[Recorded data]
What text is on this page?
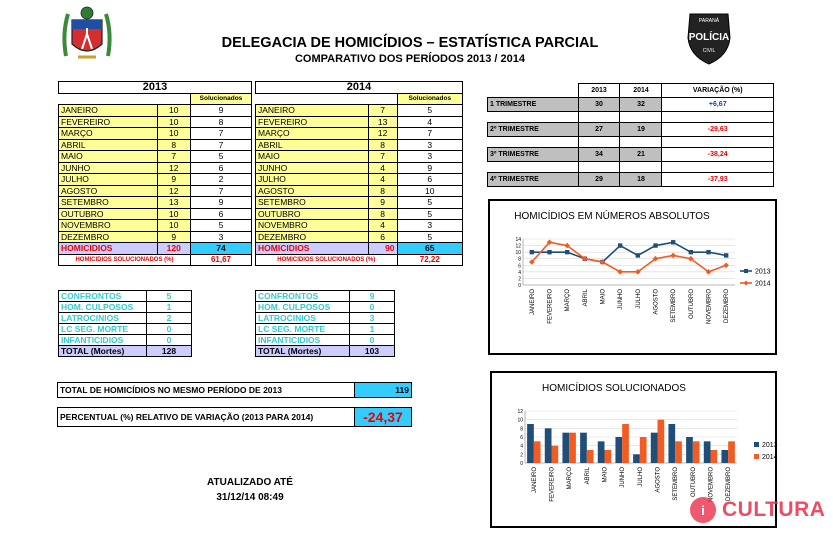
PARANÁ
POLÍCIA
CIVIL
DELEGACIA DE HOMICÍDIOS – ESTATÍSTICA PARCIAL
COMPARATIVO DOS PERÍODOS 2013 / 2014
2013		
		Solucionados
JANEIRO	10	9
FEVEREIRO	10	8
MARÇO	10	7
ABRIL	8	7
MAIO	7	5
JUNHO	12	6
JULHO	9	2
AGOSTO	12	7
SETEMBRO	13	9
OUTUBRO	10	6
NOVEMBRO	10	5
DEZEMBRO	9	3
HOMICIDIOS	120	74
HOMICIDIOS SOLUCIONADOS (%)		61,67
2014		
		Solucionados
JANEIRO	7	5
FEVEREIRO	13	4
MARÇO	12	7
ABRIL	8	3
MAIO	7	3
JUNHO	4	9
JULHO	4	6
AGOSTO	8	10
SETEMBRO	9	5
OUTUBRO	8	5
NOVEMBRO	4	3
DEZEMBRO	6	5
HOMICIDIOS	90	65
HOMICIDIOS SOLUCIONADOS (%)		72,22
	2013	2014	VARIAÇÃO (%)
1 TRIMESTRE	30	32	+6,67

2º TRIMESTRE	27	19	-29,63

3º TRIMESTRE	34	21	-38,24

4º TRIMESTRE	29	18	-37,93
CONFRONTOS	5
HOM. CULPOSOS	1
LATROCINIOS	2
LC SEG. MORTE	0
INFANTICIDIOS	0
TOTAL (Mortes)	128
CONFRONTOS	9
HOM. CULPOSOS	0
LATROCINIOS	3
LC SEG. MORTE	1
INFANTICIDIOS	0
TOTAL (Mortes)	103
TOTAL DE HOMICÍDIOS NO MESMO PERÍODO DE 2013	119
PERCENTUAL (%) RELATIVO DE VARIAÇÃO (2013 PARA 2014)	-24,37
ATUALIZADO ATÉ
31/12/14 08:49
HOMICÍDIOS EM NÚMEROS ABSOLUTOS
0
2
4
6
8
10
12
14
JANEIRO FEVEREIRO MARÇO ABRIL MAIO JUNHO JULHO AGOSTO SETEMBRO OUTUBRO NOVEMBRO DEZEMBRO
2013
2014
HOMICÍDIOS SOLUCIONADOS
0
2
4
6
8
10
12
JANEIRO FEVEREIRO MARÇO ABRIL MAIO JUNHO JULHO AGOSTO SETEMBRO OUTUBRO NOVEMBRO DEZEMBRO
2013
2014
i CULTURA
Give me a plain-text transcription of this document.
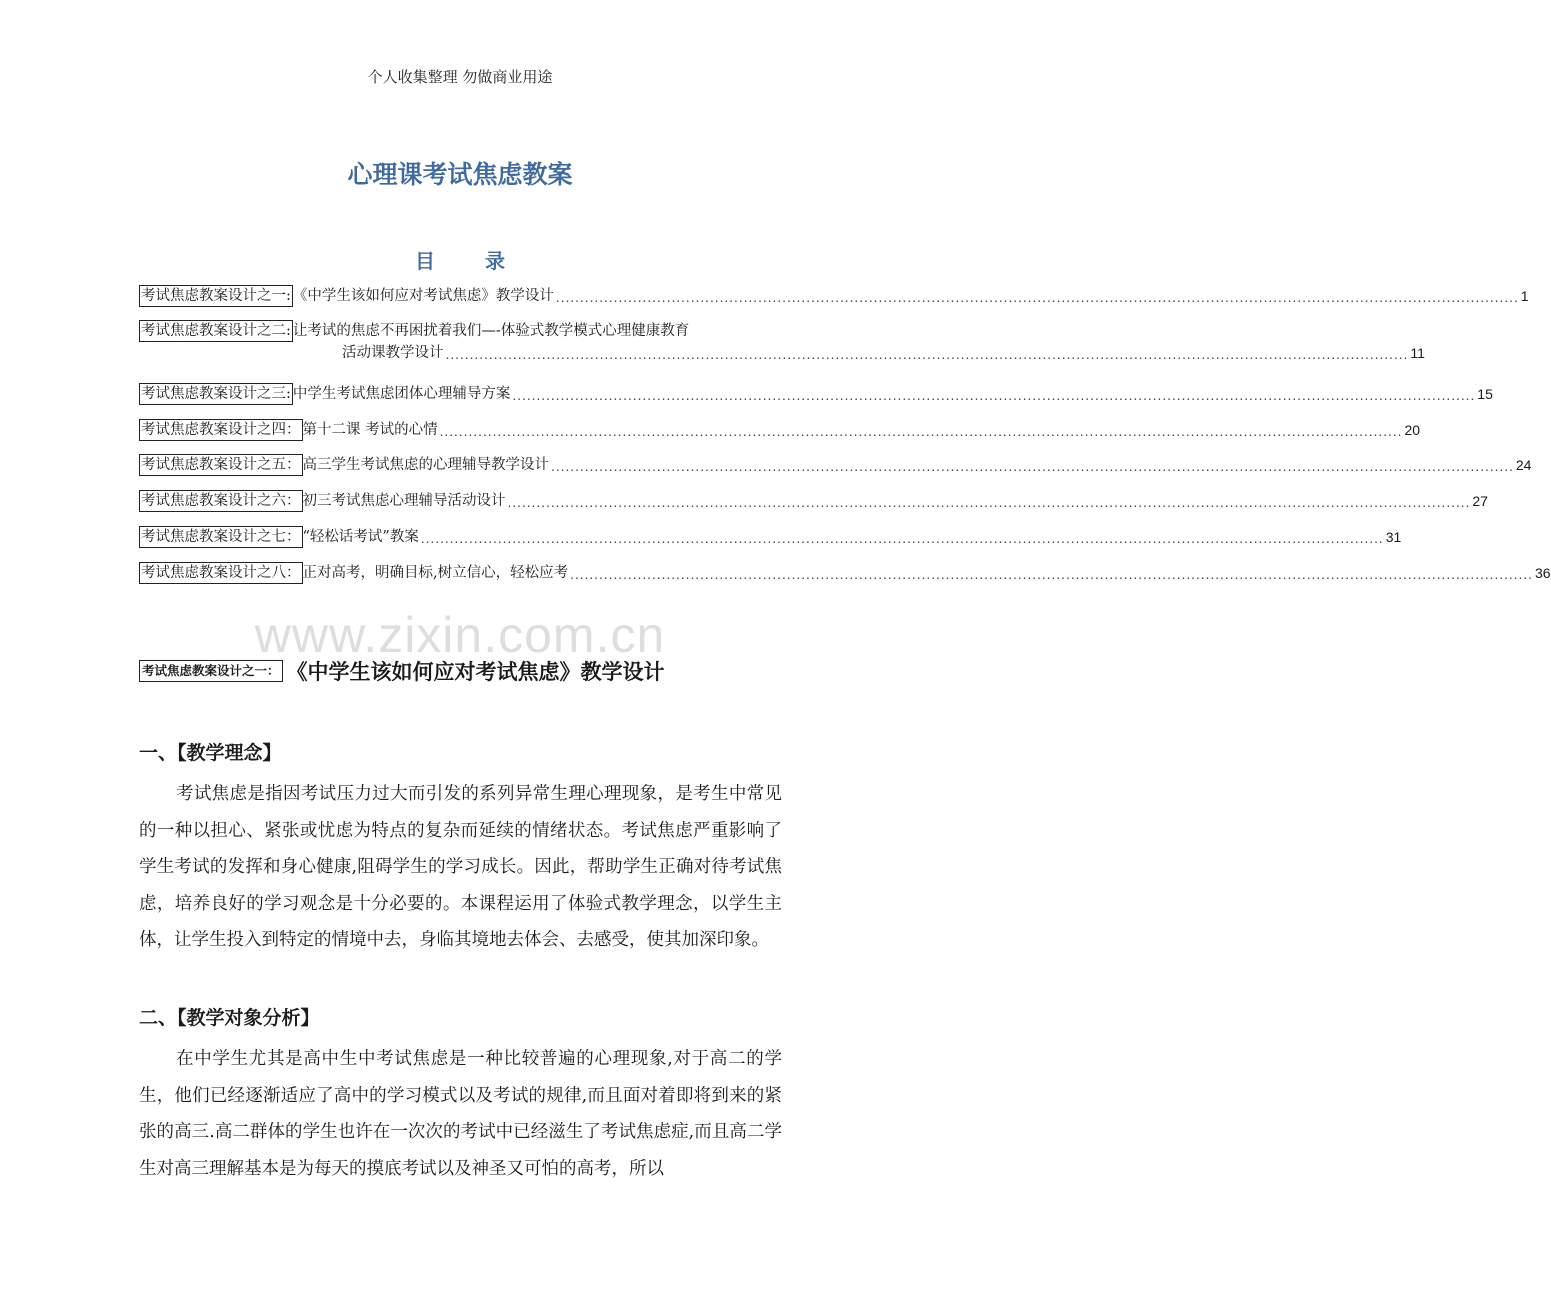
个人收集整理 勿做商业用途
心理课考试焦虑教案
目	录
考试焦虑教案设计之一: 《中学生该如何应对考试焦虑》教学设计 ........................................................................................................................................................................................................ 1
考试焦虑教案设计之二: 让考试的焦虑不再困扰着我们—-体验式教学模式心理健康教育
活动课教学设计 ........................................................................................................................................................................................................ 11
考试焦虑教案设计之三: 中学生考试焦虑团体心理辅导方案 ........................................................................................................................................................................................................ 15
考试焦虑教案设计之四： 第十二课 考试的心情 ........................................................................................................................................................................................................ 20
考试焦虑教案设计之五： 高三学生考试焦虑的心理辅导教学设计 ........................................................................................................................................................................................................ 24
考试焦虑教案设计之六： 初三考试焦虑心理辅导活动设计 ........................................................................................................................................................................................................ 27
考试焦虑教案设计之七： “轻松话考试”教案 ........................................................................................................................................................................................................ 31
考试焦虑教案设计之八： 正对高考，明确目标,树立信心，轻松应考 ........................................................................................................................................................................................................ 36
www.zixin.com.cn
考试焦虑教案设计之一： 《中学生该如何应对考试焦虑》教学设计
一、【教学理念】

考试焦虑是指因考试压力过大而引发的系列异常生理心理现象，是考生中常见的一种以担心、紧张或忧虑为特点的复杂而延续的情绪状态。考试焦虑严重影响了学生考试的发挥和身心健康,阻碍学生的学习成长。因此，帮助学生正确对待考试焦虑，培养良好的学习观念是十分必要的。本课程运用了体验式教学理念，以学生主体，让学生投入到特定的情境中去，身临其境地去体会、去感受，使其加深印象。

二、【教学对象分析】

在中学生尤其是高中生中考试焦虑是一种比较普遍的心理现象,对于高二的学生，他们已经逐渐适应了高中的学习模式以及考试的规律,而且面对着即将到来的紧张的高三.高二群体的学生也许在一次次的考试中已经滋生了考试焦虑症,而且高二学生对高三理解基本是为每天的摸底考试以及神圣又可怕的高考，所以
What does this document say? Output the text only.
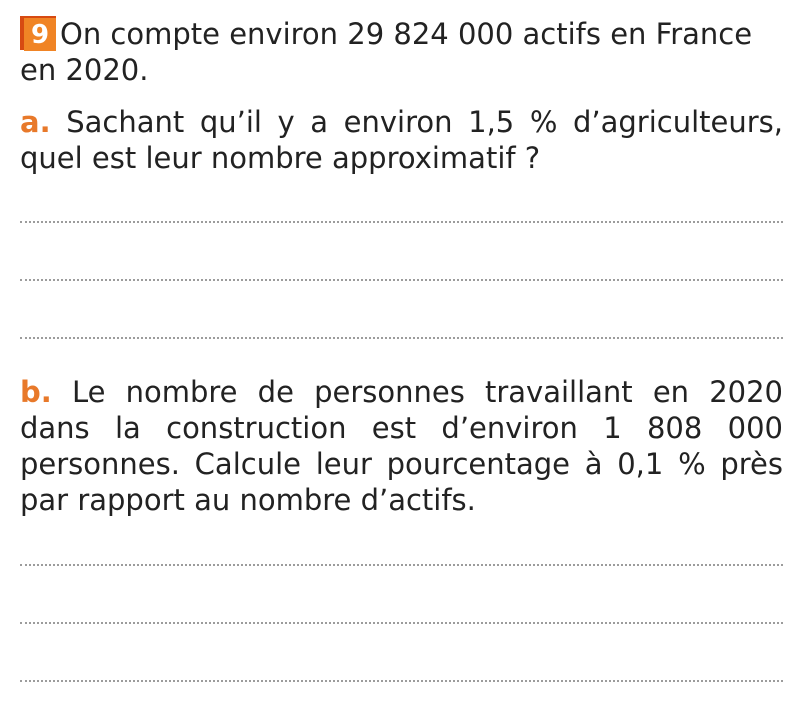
9 On compte environ 29 824 000 actifs en France en 2020.

a. Sachant qu’il y a environ 1,5 % d’agriculteurs, quel est leur nombre approximatif ?

b. Le nombre de personnes travaillant en 2020 dans la construction est d’environ 1 808 000 personnes. Calcule leur pourcentage à 0,1 % près par rapport au nombre d’actifs.
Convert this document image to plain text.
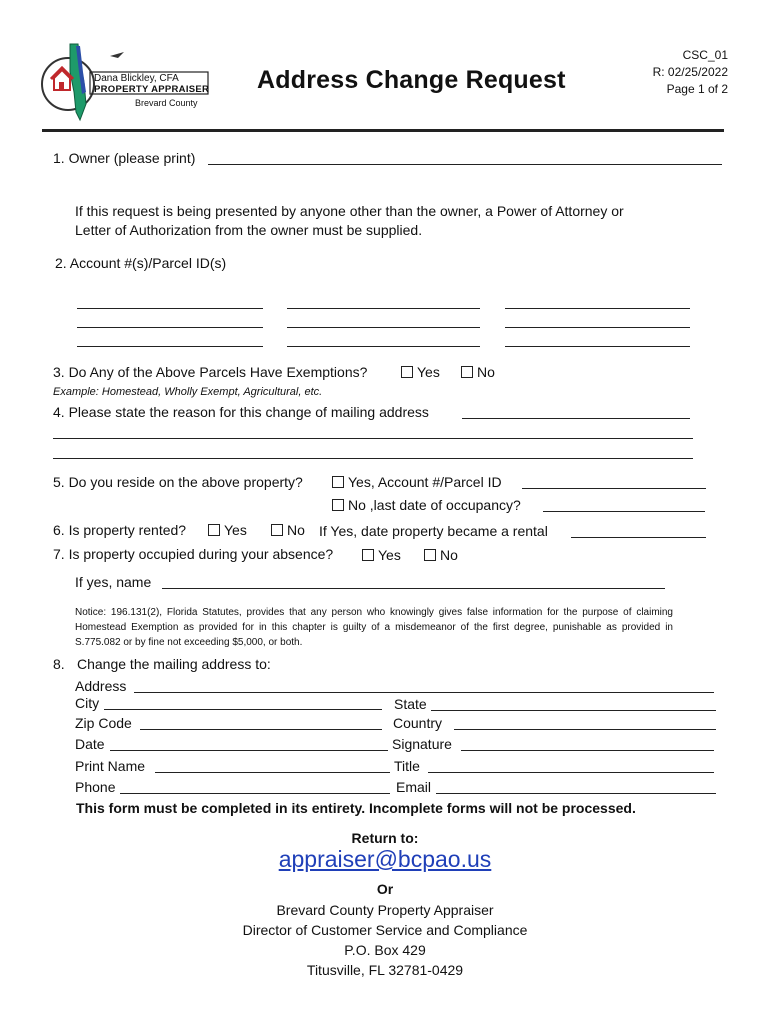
Dana Blickley, CFA
PROPERTY APPRAISER
Brevard County
Address Change Request
CSC_01
R: 02/25/2022
Page 1 of 2
1. Owner (please print)
If this request is being presented by anyone other than the owner, a Power of Attorney or
Letter of Authorization from the owner must be supplied.
2. Account #(s)/Parcel ID(s)
3. Do Any of the Above Parcels Have Exemptions?	Yes	No
Example: Homestead, Wholly Exempt, Agricultural, etc.
4. Please state the reason for this change of mailing address
5. Do you reside on the above property?	Yes, Account #/Parcel ID
No ,last date of occupancy?
6. Is property rented?	Yes	No If Yes, date property became a rental
7. Is property occupied during your absence?	Yes	No
If yes, name
Notice: 196.131(2), Florida Statutes, provides that any person who knowingly gives false information for the purpose of claiming Homestead Exemption as provided for in this chapter is guilty of a misdemeanor of the first degree, punishable as provided in S.775.082 or by fine not exceeding $5,000, or both.
8. Change the mailing address to:
Address
City	State
Zip Code	Country
Date	Signature
Print Name	Title
Phone	Email
This form must be completed in its entirety. Incomplete forms will not be processed.
Return to:
appraiser@bcpao.us
Or
Brevard County Property Appraiser
Director of Customer Service and Compliance
P.O. Box 429
Titusville, FL 32781-0429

What is expected:
Copy each line above where the string "text" occurs.

Exercise output:
What text is on this page?
Give me a plain-text transcription of this document.
What does this document say? Output the text only.
Convert this document image to plain text.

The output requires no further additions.